>> START

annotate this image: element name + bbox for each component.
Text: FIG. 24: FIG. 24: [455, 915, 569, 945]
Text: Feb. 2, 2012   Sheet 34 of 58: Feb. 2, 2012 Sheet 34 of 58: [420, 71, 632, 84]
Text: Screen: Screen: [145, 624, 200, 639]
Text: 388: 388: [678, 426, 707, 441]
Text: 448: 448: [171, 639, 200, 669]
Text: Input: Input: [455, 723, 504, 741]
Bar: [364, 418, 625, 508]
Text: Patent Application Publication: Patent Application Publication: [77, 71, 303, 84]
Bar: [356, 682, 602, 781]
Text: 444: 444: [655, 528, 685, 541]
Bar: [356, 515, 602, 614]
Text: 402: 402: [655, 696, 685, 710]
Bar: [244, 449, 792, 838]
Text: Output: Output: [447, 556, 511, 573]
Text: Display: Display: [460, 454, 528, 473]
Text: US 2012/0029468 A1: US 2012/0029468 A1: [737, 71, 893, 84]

>> END

> Exercise details: Rewrite the records from the beginning through the line containing "Bar: [364, 418, 625, 508]", putting "Entry" wherever "Input" appears and changing nothing else.

> Task response:
annotate this image: element name + bbox for each component.
Text: FIG. 24: FIG. 24: [455, 915, 569, 945]
Text: Feb. 2, 2012   Sheet 34 of 58: Feb. 2, 2012 Sheet 34 of 58: [420, 71, 632, 84]
Text: Screen: Screen: [145, 624, 200, 639]
Text: 388: 388: [678, 426, 707, 441]
Text: 448: 448: [171, 639, 200, 669]
Text: Entry: Entry: [455, 723, 504, 741]
Bar: [364, 418, 625, 508]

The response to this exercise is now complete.